GOAL: Below are the records. Gather each line that holds "triangle".

Data records
____

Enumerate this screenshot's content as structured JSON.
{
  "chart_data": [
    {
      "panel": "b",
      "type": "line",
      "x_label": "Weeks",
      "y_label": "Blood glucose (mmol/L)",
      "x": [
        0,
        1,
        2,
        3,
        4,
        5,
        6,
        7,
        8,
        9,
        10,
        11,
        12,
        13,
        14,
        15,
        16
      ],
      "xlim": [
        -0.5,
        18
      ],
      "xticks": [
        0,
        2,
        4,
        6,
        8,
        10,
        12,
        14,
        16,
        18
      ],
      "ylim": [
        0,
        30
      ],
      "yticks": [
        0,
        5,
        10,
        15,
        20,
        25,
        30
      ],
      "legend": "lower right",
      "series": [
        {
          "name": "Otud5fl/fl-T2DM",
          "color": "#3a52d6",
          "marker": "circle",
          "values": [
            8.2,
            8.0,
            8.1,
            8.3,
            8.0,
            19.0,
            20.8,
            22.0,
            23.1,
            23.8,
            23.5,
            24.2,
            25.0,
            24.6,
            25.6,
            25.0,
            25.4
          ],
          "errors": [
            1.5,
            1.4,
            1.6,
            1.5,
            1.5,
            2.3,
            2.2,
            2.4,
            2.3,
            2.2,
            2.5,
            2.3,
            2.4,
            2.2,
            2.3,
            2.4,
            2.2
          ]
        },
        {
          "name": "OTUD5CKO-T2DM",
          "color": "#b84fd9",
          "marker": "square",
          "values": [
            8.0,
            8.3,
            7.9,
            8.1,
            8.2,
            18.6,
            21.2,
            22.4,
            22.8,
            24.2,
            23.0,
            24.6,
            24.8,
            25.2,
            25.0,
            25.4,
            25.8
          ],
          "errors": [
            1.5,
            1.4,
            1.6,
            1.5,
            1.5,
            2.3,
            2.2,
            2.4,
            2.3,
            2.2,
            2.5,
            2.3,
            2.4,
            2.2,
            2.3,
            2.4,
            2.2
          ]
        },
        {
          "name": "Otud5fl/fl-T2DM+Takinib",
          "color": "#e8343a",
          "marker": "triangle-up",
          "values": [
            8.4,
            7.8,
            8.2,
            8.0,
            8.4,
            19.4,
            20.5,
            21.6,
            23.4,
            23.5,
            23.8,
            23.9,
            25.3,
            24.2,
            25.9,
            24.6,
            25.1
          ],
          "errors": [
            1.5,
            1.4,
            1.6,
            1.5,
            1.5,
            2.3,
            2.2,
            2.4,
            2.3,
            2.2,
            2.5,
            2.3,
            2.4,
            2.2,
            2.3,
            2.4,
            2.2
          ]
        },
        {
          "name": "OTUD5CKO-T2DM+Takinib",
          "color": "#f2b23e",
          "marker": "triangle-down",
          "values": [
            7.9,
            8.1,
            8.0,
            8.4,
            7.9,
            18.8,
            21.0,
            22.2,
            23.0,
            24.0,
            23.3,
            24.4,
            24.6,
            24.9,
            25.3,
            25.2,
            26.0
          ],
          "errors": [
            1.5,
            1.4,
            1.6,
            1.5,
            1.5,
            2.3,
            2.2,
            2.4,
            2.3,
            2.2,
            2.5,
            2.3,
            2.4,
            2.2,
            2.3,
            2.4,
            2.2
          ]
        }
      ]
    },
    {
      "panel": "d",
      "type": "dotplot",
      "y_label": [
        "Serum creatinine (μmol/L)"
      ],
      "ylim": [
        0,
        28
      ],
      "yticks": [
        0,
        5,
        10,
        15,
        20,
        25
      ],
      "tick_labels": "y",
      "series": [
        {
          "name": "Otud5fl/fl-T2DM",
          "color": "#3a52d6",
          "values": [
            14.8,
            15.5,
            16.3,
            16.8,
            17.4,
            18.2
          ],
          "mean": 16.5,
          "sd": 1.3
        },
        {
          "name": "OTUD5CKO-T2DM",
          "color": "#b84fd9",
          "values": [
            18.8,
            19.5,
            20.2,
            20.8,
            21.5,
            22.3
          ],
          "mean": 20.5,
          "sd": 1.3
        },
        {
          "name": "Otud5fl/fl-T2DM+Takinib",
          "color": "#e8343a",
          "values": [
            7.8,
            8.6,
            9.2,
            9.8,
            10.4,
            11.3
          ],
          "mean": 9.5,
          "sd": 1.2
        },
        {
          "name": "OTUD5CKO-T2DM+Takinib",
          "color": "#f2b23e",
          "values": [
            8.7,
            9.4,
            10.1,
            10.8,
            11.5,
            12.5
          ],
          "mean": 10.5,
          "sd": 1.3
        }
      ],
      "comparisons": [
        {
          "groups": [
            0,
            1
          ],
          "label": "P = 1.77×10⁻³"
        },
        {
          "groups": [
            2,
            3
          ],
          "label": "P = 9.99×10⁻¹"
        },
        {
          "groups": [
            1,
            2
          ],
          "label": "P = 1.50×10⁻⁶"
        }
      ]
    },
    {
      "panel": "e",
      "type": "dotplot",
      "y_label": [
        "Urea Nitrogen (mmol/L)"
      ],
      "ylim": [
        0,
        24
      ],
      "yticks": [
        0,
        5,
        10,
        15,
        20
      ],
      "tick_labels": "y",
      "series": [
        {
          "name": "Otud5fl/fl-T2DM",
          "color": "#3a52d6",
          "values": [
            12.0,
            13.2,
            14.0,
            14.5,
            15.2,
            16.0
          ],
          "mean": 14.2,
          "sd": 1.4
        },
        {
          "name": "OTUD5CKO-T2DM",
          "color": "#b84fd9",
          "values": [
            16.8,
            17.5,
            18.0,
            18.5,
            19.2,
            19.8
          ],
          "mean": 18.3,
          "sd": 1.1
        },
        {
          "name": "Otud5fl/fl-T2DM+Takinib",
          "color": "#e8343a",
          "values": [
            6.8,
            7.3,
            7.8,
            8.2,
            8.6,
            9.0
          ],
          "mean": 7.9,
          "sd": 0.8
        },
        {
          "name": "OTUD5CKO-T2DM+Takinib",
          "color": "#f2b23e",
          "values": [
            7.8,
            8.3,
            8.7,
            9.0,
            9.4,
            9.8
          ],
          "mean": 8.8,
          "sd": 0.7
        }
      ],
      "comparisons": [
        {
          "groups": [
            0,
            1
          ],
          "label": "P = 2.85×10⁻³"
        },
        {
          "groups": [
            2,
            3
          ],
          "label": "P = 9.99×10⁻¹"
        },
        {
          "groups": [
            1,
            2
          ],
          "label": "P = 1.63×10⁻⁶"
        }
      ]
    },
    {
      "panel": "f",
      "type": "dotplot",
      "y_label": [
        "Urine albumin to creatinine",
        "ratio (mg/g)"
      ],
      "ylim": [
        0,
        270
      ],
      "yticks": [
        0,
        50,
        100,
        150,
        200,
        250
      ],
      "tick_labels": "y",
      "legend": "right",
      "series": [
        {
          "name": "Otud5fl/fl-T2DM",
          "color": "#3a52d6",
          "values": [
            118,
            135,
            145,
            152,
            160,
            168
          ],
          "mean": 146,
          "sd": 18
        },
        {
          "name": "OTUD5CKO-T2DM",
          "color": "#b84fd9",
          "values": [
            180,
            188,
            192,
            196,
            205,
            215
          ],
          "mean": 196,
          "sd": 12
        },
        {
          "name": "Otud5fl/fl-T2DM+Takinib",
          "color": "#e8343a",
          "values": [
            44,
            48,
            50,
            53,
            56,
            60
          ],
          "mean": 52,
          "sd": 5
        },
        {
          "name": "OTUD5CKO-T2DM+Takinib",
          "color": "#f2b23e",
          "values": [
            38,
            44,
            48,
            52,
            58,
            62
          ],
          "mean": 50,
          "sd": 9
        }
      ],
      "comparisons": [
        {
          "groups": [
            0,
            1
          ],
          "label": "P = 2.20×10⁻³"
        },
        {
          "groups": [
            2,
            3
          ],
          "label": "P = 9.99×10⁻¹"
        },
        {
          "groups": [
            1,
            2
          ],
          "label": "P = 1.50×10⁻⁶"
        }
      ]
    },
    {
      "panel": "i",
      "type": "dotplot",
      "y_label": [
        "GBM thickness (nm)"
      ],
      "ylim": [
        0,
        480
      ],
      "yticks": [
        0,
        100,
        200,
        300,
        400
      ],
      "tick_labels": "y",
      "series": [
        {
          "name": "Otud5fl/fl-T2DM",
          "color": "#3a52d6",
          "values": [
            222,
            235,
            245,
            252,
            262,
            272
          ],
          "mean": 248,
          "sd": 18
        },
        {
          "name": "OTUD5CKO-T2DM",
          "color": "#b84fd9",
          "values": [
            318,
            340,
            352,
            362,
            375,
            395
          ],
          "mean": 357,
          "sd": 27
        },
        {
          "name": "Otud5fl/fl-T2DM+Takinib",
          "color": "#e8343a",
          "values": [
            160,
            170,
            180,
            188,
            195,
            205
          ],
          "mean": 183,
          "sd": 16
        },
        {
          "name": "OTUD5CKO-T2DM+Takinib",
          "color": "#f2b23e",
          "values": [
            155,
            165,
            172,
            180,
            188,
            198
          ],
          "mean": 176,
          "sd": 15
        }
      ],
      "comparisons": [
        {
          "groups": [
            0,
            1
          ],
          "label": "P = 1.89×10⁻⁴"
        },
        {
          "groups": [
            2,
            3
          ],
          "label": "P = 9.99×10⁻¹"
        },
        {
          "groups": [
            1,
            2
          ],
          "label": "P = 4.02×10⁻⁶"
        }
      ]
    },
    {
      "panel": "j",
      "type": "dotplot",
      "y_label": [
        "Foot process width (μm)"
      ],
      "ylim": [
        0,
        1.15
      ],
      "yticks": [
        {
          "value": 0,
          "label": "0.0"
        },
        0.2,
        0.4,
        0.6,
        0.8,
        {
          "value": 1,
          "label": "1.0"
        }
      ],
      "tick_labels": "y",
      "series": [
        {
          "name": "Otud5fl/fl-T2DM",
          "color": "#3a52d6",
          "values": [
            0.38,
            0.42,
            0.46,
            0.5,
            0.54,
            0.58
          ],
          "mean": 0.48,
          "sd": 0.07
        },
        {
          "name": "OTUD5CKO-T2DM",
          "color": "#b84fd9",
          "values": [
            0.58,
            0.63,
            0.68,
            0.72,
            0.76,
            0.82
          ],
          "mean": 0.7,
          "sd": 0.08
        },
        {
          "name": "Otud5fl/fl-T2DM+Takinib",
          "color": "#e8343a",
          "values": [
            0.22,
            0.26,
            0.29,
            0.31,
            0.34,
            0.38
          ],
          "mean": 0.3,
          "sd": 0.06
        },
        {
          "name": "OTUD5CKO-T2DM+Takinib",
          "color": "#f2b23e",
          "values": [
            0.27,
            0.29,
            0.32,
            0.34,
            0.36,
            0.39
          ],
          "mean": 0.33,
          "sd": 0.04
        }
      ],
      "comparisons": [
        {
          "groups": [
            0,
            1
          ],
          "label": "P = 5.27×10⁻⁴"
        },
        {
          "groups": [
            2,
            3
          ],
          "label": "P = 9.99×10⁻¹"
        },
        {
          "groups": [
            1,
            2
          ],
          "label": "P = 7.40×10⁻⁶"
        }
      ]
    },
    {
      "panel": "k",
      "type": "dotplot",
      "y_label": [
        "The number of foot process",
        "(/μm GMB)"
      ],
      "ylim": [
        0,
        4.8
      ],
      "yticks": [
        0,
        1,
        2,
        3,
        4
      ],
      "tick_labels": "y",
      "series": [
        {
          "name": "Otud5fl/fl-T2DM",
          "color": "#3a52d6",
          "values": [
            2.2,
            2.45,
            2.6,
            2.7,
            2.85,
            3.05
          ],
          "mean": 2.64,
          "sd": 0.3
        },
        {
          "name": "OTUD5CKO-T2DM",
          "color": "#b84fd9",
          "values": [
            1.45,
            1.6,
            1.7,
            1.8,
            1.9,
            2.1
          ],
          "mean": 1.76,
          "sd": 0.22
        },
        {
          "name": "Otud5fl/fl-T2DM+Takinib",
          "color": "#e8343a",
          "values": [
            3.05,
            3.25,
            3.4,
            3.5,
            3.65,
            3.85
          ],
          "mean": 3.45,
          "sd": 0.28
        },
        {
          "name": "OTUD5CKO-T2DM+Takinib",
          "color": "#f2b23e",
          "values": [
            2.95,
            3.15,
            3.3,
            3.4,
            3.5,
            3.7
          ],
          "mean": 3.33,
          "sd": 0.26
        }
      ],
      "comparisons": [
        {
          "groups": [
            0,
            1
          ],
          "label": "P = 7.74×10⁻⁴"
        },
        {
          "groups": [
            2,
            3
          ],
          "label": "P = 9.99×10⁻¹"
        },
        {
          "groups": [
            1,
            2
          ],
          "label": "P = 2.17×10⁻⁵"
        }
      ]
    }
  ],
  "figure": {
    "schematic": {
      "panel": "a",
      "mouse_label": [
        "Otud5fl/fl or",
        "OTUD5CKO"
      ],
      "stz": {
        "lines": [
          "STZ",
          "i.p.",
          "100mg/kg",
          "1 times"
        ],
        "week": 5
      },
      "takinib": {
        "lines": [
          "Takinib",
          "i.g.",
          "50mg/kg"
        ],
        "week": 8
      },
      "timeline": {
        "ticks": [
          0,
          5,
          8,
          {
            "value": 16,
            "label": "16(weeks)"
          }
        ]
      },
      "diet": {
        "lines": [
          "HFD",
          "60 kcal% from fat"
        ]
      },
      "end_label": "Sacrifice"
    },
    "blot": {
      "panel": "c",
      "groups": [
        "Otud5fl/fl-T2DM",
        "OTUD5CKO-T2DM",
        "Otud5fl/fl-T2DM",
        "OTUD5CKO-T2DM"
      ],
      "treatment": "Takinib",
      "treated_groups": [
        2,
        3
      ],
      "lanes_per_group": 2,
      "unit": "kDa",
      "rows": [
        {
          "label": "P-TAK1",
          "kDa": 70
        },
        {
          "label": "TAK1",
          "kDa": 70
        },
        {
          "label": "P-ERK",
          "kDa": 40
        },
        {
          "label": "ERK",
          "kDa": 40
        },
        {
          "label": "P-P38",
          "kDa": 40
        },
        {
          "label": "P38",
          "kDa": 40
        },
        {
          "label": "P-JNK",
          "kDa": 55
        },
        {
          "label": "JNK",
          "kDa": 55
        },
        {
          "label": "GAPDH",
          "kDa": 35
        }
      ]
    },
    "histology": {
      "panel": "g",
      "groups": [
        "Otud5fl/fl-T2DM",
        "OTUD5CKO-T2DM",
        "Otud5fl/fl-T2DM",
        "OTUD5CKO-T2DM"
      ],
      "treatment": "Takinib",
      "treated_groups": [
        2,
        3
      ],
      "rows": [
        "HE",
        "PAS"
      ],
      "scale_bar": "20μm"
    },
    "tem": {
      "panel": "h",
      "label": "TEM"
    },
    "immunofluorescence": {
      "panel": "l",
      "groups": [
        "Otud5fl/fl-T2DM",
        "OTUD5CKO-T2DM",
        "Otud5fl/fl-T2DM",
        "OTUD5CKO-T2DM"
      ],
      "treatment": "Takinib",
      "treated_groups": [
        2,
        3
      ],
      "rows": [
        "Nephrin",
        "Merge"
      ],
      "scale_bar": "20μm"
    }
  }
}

____

OUTPUT:
          "marker": "triangle-up",
          "marker": "triangle-down",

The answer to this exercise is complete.